[Problem] From the entries below, extract every line that includes the word "units".

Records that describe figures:
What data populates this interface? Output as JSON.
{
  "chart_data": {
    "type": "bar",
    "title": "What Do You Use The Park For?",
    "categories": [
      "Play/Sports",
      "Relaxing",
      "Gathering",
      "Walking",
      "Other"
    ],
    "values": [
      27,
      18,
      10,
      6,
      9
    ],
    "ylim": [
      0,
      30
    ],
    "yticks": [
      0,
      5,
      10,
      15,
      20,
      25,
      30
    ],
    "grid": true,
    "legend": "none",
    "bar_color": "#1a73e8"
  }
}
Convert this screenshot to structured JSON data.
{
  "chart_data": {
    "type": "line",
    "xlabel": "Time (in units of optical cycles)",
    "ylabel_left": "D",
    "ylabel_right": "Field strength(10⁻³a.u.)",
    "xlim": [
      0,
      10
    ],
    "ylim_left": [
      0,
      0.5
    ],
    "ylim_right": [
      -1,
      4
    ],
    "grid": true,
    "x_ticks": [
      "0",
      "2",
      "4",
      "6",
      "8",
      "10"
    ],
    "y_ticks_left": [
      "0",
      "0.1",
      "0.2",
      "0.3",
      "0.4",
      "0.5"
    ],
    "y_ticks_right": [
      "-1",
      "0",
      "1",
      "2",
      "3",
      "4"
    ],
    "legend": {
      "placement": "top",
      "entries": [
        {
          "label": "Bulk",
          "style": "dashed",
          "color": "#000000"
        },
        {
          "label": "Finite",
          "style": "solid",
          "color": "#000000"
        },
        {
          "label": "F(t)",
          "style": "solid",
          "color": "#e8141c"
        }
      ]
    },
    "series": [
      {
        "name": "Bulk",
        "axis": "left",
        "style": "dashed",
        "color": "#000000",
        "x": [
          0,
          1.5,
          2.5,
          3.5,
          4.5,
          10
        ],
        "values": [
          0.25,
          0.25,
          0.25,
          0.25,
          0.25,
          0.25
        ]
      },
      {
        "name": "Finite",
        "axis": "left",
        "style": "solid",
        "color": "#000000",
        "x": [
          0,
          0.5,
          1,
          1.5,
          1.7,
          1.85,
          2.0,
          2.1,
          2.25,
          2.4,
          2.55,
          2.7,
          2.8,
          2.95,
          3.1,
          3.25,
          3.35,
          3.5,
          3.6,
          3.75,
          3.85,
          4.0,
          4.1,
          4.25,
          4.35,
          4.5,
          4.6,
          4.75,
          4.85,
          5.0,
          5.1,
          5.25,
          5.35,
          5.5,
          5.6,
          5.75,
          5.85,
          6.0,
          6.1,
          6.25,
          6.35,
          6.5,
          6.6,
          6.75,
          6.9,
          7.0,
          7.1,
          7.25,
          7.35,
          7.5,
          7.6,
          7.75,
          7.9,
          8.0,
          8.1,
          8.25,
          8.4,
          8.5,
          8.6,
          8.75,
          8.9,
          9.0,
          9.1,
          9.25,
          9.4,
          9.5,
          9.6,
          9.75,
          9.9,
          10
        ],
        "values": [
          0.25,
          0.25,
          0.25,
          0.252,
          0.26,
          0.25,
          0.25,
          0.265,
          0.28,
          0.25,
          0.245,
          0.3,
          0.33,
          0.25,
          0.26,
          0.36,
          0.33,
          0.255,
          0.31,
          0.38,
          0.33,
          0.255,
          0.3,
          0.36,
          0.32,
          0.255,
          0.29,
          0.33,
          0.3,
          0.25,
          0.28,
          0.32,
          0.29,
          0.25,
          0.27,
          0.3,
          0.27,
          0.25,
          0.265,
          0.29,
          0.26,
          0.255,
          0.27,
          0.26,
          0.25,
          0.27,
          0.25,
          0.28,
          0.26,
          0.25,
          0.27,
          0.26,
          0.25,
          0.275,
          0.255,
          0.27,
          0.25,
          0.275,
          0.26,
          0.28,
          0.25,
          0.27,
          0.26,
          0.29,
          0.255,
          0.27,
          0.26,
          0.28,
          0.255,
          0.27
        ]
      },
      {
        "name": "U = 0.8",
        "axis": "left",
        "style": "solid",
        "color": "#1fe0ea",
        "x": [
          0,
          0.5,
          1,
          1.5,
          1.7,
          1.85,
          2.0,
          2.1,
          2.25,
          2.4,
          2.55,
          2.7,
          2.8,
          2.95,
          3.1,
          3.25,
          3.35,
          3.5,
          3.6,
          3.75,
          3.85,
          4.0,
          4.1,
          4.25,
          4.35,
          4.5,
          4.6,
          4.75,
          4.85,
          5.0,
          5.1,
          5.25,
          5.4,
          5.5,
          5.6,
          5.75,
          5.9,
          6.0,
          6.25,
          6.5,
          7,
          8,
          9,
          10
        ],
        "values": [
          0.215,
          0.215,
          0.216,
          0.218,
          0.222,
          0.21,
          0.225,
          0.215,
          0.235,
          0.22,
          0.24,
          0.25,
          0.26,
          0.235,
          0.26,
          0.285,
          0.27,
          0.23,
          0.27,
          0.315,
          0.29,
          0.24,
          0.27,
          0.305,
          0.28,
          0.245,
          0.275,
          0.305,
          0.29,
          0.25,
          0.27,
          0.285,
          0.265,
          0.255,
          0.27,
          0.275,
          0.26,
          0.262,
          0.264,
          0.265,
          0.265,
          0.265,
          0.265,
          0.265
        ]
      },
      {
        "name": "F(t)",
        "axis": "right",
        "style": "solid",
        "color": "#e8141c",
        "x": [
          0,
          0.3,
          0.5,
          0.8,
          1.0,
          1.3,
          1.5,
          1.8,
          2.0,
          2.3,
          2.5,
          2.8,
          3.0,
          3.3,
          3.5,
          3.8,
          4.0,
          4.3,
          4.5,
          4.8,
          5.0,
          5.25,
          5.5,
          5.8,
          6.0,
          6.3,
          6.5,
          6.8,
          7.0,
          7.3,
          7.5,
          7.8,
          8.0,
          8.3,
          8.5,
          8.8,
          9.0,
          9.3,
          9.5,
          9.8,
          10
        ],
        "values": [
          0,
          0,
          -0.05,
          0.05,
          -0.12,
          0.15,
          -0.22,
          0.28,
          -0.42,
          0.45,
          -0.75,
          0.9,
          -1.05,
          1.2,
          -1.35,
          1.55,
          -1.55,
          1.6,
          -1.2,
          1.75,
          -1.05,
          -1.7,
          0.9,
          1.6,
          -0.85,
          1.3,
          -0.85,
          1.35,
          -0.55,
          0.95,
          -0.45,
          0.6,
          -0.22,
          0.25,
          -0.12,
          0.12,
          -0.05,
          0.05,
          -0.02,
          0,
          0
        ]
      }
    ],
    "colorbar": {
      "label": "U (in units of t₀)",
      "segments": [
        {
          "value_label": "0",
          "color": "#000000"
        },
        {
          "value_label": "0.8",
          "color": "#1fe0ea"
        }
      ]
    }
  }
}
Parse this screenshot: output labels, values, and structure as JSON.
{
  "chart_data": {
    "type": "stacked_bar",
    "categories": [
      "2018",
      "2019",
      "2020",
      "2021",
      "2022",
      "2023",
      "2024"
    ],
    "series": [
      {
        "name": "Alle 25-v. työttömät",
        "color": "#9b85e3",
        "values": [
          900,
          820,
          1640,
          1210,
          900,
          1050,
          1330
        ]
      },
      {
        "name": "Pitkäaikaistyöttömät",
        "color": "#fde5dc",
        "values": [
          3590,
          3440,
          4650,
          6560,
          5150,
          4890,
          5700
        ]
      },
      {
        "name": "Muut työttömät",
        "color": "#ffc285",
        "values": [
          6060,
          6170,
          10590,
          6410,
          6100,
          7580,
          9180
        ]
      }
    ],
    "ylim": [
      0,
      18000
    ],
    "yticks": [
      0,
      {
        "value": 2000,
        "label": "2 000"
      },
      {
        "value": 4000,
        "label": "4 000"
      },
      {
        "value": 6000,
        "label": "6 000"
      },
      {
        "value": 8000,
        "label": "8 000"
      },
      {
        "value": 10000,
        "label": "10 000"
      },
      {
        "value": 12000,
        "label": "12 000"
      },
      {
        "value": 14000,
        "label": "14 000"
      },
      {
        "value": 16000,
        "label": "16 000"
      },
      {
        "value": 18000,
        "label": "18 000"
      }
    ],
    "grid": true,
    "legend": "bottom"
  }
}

[Correct output]
    "xlabel": "Time (in units of optical cycles)",
      "label": "U (in units of t₀)",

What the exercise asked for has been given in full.